--- Begin LISTING ---
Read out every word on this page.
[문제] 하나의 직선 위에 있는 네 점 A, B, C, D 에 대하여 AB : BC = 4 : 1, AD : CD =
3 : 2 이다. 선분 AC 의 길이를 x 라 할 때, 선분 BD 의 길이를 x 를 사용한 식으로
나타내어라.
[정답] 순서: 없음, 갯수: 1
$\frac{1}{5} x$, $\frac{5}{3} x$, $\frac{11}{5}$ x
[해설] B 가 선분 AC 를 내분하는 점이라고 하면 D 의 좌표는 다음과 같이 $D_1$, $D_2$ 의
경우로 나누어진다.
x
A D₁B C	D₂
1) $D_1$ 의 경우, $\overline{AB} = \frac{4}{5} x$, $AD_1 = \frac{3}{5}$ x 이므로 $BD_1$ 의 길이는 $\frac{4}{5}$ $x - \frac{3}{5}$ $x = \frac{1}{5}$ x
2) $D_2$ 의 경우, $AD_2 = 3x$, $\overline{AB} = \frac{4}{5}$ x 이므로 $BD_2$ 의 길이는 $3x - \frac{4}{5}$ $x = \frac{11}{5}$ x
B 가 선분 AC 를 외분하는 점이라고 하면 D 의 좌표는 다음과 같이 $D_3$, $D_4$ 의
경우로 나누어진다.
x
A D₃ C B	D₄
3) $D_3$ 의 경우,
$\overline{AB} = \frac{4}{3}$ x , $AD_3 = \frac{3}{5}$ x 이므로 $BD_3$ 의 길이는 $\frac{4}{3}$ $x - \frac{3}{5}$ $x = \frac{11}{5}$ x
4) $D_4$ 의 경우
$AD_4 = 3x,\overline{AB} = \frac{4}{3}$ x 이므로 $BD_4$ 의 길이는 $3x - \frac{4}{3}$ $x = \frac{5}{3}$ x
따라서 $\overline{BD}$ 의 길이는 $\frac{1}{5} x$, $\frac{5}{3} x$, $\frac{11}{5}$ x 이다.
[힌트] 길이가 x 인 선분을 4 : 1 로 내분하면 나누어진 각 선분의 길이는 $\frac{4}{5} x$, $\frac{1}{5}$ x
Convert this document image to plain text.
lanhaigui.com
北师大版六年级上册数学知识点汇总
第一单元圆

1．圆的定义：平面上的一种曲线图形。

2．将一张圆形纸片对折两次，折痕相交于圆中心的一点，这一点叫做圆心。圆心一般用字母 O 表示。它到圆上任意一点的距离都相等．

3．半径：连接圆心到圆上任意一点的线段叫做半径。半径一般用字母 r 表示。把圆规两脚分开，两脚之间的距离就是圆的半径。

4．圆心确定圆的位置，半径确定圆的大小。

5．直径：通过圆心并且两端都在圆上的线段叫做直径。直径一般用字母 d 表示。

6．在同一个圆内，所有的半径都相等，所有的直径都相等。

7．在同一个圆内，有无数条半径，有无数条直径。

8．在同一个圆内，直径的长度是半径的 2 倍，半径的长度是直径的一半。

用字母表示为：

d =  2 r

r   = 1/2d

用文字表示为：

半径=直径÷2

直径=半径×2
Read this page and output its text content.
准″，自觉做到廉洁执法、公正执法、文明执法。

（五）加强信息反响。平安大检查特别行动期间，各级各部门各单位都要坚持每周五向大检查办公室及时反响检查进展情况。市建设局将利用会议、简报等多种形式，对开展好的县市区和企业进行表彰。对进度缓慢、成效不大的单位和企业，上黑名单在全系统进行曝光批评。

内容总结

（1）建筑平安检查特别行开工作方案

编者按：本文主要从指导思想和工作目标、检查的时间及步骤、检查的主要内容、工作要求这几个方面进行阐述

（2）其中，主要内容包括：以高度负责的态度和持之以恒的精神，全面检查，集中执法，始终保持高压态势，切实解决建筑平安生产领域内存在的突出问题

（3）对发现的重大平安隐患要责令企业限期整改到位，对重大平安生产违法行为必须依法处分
--- End LISTING ---
* TASK BRIEF *
Gather every line containing the word "점이라고" and copy it.

* EXERCISE OUTPUT *
[해설] B 가 선분 AC 를 내분하는 점이라고 하면 D 의 좌표는 다음과 같이 $D_1$, $D_2$ 의
B 가 선분 AC 를 외분하는 점이라고 하면 D 의 좌표는 다음과 같이 $D_3$, $D_4$ 의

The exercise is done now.